■ **Objective**
Return every entry exactly as written.

■ **Material for this exercise**
········
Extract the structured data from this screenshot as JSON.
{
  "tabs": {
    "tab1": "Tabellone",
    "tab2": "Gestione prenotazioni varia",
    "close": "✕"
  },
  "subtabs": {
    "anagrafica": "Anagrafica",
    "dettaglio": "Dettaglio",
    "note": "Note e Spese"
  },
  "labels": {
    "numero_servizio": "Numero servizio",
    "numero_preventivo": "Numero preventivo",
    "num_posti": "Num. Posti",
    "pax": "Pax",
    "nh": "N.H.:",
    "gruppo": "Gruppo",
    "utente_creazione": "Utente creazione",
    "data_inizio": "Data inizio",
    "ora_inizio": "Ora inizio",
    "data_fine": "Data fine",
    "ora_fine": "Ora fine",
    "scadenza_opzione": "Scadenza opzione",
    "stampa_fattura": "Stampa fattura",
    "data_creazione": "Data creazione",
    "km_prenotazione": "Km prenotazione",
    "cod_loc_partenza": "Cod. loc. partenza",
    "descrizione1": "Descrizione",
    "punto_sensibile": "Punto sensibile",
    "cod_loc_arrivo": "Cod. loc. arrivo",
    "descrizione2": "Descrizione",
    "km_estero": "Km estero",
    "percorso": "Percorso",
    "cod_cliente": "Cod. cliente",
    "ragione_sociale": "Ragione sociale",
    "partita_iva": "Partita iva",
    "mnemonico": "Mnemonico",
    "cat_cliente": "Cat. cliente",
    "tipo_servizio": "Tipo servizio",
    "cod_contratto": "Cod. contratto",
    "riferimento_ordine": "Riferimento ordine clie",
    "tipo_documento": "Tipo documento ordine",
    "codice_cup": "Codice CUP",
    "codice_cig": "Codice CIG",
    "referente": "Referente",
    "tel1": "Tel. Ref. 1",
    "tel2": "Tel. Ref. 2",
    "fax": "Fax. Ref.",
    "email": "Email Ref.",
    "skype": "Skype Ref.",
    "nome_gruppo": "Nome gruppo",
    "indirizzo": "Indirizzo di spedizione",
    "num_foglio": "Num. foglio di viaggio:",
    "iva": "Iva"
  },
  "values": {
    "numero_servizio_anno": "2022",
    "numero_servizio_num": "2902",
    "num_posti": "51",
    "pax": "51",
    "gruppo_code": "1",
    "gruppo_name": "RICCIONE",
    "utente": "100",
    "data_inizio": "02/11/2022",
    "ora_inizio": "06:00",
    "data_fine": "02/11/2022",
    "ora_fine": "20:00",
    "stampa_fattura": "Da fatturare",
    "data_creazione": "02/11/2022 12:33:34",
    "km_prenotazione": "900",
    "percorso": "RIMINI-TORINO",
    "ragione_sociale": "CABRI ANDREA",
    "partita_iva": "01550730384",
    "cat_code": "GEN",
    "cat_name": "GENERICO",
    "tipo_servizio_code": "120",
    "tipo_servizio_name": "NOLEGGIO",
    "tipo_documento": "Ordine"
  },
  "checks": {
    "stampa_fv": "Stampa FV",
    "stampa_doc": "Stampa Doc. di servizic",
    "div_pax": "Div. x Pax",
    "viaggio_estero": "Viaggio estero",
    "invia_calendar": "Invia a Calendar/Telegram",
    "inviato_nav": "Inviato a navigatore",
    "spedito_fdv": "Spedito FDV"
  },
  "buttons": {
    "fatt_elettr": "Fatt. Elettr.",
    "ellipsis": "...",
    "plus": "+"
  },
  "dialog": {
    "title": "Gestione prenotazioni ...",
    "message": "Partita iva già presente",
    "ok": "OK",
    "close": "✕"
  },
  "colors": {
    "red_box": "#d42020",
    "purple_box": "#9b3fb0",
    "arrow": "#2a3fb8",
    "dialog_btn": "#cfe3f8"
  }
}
········
■ **Solution for this task**
Extract the structured data from this screenshot as JSON.
{
  "tabs": {
    "tab1": "Tabellone",
    "tab2": "Gestione prenotazioni varia",
    "close": "✕"
  },
  "subtabs": {
    "anagrafica": "Anagrafica",
    "dettaglio": "Dettaglio",
    "note": "Note e Spese"
  },
  "labels": {
    "numero_servizio": "Numero servizio",
    "numero_preventivo": "Numero preventivo",
    "num_posti": "Num. Posti",
    "pax": "Pax",
    "nh": "N.H.:",
    "gruppo": "Gruppo",
    "utente_creazione": "Utente creazione",
    "data_inizio": "Data inizio",
    "ora_inizio": "Ora inizio",
    "data_fine": "Data fine",
    "ora_fine": "Ora fine",
    "scadenza_opzione": "Scadenza opzione",
    "stampa_fattura": "Stampa fattura",
    "data_creazione": "Data creazione",
    "km_prenotazione": "Km prenotazione",
    "cod_loc_partenza": "Cod. loc. partenza",
    "descrizione1": "Descrizione",
    "punto_sensibile": "Punto sensibile",
    "cod_loc_arrivo": "Cod. loc. arrivo",
    "descrizione2": "Descrizione",
    "km_estero": "Km estero",
    "percorso": "Percorso",
    "cod_cliente": "Cod. cliente",
    "ragione_sociale": "Ragione sociale",
    "partita_iva": "Partita iva",
    "mnemonico": "Mnemonico",
    "cat_cliente": "Cat. cliente",
    "tipo_servizio": "Tipo servizio",
    "cod_contratto": "Cod. contratto",
    "riferimento_ordine": "Riferimento ordine clie",
    "tipo_documento": "Tipo documento ordine",
    "codice_cup": "Codice CUP",
    "codice_cig": "Codice CIG",
    "referente": "Referente",
    "tel1": "Tel. Ref. 1",
    "tel2": "Tel. Ref. 2",
    "fax": "Fax. Ref.",
    "email": "Email Ref.",
    "skype": "Skype Ref.",
    "nome_gruppo": "Nome gruppo",
    "indirizzo": "Indirizzo di spedizione",
    "num_foglio": "Num. foglio di viaggio:",
    "iva": "Iva"
  },
  "values": {
    "numero_servizio_anno": "2022",
    "numero_servizio_num": "2902",
    "num_posti": "51",
    "pax": "51",
    "gruppo_code": "1",
    "gruppo_name": "RICCIONE",
    "utente": "100",
    "data_inizio": "02/11/2022",
    "ora_inizio": "06:00",
    "data_fine": "02/11/2022",
    "ora_fine": "20:00",
    "stampa_fattura": "Da fatturare",
    "data_creazione": "02/11/2022 12:33:34",
    "km_prenotazione": "900",
    "percorso": "RIMINI-TORINO",
    "ragione_sociale": "CABRI ANDREA",
    "partita_iva": "01550730384",
    "cat_code": "GEN",
    "cat_name": "GENERICO",
    "tipo_servizio_code": "120",
    "tipo_servizio_name": "NOLEGGIO",
    "tipo_documento": "Ordine"
  },
  "checks": {
    "stampa_fv": "Stampa FV",
    "stampa_doc": "Stampa Doc. di servizic",
    "div_pax": "Div. x Pax",
    "viaggio_estero": "Viaggio estero",
    "invia_calendar": "Invia a Calendar/Telegram",
    "inviato_nav": "Inviato a navigatore",
    "spedito_fdv": "Spedito FDV"
  },
  "buttons": {
    "fatt_elettr": "Fatt. Elettr.",
    "ellipsis": "...",
    "plus": "+"
  },
  "dialog": {
    "title": "Gestione prenotazioni ...",
    "message": "Partita iva già presente",
    "ok": "OK",
    "close": "✕"
  },
  "colors": {
    "red_box": "#d42020",
    "purple_box": "#9b3fb0",
    "arrow": "#2a3fb8",
    "dialog_btn": "#cfe3f8"
  }
}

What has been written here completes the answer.